- Objective: In the data below, find every line that has the string "JSON", and copy it.

- Available records:
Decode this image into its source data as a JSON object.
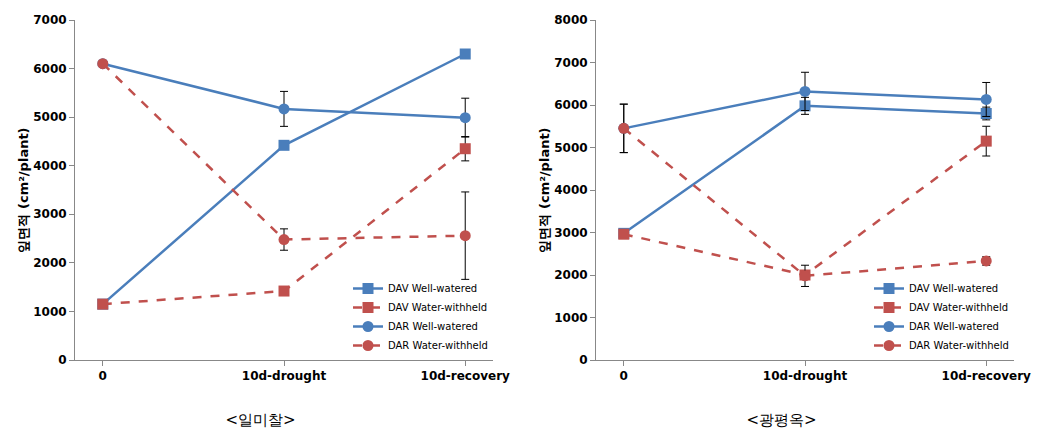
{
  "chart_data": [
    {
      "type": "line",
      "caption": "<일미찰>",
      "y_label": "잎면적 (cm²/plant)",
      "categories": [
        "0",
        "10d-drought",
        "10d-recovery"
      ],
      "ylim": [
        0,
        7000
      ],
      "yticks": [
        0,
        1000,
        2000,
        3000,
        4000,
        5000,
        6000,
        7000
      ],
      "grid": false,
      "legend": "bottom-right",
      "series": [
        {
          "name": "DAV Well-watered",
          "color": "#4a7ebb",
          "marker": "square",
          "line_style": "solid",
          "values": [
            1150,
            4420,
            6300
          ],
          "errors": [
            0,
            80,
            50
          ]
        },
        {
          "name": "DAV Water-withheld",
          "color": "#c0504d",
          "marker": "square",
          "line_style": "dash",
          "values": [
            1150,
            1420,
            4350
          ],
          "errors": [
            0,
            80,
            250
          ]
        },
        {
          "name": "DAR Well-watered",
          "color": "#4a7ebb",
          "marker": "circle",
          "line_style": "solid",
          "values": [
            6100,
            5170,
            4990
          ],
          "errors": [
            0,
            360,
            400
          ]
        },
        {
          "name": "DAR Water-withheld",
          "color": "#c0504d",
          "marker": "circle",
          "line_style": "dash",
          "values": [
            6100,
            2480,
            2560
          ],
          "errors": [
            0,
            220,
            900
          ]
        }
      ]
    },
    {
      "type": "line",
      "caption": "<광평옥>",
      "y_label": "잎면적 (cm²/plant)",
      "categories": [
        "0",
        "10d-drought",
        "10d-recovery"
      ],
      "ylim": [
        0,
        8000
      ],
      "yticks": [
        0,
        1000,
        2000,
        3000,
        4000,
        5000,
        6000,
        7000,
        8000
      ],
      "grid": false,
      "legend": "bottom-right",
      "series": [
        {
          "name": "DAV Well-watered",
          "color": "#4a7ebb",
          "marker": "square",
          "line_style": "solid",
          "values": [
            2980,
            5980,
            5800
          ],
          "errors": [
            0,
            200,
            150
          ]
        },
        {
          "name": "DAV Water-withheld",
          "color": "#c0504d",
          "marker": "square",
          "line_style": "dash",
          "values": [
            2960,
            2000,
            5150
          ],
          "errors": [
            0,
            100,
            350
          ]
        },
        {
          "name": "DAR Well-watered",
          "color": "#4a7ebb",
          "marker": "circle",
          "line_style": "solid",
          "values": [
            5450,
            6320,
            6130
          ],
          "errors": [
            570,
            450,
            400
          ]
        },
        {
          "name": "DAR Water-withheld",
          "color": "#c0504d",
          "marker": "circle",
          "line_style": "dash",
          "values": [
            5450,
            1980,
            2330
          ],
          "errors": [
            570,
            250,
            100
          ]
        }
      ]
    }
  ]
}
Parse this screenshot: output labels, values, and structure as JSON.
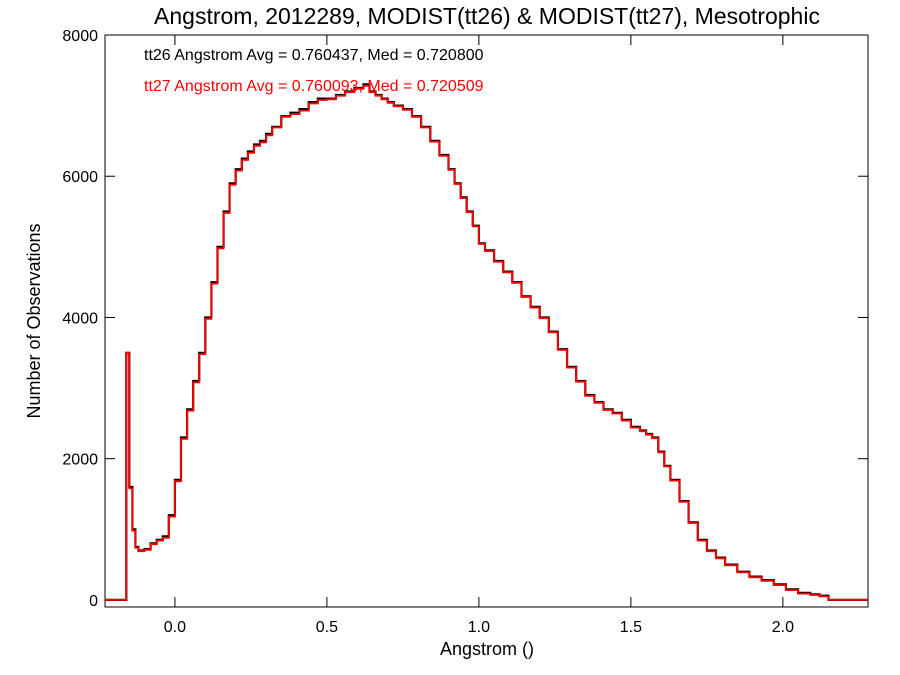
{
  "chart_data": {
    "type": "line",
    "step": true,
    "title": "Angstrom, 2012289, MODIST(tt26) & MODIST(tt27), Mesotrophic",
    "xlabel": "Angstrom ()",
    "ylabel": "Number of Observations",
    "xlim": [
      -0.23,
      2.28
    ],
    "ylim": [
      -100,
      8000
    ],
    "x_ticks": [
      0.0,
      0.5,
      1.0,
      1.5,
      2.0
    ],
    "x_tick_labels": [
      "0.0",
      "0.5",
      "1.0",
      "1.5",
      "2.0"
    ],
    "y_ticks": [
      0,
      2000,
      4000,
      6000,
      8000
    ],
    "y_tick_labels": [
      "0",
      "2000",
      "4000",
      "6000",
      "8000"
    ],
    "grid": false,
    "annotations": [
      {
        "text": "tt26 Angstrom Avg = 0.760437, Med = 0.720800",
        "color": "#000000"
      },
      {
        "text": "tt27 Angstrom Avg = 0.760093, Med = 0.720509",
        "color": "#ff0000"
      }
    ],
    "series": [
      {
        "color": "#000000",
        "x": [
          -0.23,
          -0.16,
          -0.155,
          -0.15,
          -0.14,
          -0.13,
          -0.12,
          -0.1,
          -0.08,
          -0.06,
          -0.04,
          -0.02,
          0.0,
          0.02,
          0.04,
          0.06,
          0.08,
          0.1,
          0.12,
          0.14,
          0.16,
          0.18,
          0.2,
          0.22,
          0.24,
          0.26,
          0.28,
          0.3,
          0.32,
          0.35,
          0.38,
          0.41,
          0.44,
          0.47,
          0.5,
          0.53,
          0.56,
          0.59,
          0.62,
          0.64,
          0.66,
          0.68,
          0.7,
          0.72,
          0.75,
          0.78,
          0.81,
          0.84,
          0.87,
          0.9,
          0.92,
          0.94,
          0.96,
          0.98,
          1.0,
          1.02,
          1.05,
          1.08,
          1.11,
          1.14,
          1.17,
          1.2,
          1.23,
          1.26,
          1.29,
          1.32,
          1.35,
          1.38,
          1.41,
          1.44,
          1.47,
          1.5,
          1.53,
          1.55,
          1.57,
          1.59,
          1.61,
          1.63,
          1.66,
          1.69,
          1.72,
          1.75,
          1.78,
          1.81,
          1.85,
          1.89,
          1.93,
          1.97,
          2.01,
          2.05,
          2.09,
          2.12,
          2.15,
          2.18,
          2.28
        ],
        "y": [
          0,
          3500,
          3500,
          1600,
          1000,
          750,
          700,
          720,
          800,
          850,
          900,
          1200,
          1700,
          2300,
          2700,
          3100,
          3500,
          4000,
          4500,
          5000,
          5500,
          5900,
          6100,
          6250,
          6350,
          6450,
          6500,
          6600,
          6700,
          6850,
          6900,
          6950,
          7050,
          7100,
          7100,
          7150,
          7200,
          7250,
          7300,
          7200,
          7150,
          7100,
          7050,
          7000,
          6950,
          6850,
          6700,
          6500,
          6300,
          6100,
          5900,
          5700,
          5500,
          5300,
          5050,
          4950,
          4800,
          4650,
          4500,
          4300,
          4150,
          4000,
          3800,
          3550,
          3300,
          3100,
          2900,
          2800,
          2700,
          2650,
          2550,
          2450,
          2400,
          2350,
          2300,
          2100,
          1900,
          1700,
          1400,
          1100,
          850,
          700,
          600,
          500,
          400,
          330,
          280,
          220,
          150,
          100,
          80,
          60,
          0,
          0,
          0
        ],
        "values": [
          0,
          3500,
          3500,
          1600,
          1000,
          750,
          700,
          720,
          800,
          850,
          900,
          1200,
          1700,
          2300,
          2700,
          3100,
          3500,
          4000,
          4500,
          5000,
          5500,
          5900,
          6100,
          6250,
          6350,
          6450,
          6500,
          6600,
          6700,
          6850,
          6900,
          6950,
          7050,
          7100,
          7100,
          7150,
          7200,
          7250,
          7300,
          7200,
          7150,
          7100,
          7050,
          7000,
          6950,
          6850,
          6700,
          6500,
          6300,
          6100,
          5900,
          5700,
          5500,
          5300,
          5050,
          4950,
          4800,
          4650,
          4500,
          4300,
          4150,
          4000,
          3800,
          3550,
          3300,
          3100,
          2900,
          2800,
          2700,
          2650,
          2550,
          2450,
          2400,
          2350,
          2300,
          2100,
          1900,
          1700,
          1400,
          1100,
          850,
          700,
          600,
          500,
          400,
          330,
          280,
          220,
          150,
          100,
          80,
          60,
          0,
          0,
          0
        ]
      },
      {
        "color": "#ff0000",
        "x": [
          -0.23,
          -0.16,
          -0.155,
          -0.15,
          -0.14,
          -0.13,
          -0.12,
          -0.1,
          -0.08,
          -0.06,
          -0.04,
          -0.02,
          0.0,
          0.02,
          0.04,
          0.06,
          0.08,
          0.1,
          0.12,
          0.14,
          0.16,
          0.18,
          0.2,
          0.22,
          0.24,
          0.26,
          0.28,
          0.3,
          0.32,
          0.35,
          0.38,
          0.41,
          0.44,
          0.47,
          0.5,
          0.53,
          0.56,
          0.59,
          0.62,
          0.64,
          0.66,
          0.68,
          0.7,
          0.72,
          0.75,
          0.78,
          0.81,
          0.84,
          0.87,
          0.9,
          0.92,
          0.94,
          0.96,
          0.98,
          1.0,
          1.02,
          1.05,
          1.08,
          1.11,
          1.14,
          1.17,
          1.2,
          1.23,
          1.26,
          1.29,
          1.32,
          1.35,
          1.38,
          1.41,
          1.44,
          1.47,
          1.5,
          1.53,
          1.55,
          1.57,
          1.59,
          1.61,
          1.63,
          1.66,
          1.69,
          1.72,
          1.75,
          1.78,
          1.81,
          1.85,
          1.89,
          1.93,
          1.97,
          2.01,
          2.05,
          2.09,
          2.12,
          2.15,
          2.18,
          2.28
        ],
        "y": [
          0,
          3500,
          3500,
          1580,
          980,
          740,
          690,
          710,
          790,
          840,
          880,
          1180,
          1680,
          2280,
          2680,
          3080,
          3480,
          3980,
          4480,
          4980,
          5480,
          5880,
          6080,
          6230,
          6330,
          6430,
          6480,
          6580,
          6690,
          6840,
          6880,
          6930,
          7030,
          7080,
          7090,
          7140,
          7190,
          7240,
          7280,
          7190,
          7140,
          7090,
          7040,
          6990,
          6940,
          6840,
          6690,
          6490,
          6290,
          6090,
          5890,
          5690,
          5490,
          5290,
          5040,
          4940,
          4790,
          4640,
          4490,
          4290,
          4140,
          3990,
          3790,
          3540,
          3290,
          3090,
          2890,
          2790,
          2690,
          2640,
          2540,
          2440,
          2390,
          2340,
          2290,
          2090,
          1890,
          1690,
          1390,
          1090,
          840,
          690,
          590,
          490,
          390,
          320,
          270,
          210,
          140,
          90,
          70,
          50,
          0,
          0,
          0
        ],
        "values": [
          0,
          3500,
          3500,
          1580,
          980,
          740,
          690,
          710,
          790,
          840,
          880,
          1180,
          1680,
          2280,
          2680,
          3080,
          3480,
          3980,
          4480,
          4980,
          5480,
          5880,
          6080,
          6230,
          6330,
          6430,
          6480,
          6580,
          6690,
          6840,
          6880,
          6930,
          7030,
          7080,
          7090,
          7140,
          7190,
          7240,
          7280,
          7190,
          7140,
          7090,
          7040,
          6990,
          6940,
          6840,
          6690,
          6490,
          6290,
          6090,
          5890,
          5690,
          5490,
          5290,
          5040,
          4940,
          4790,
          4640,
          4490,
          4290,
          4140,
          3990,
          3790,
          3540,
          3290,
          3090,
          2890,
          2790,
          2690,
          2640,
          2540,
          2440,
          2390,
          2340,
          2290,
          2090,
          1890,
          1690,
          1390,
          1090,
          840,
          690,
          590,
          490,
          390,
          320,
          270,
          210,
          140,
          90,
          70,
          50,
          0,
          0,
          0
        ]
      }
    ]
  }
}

- Answer for the task:
Decode this image into its source data as a JSON object.
Parse this screenshot: output labels, values, and structure as JSON.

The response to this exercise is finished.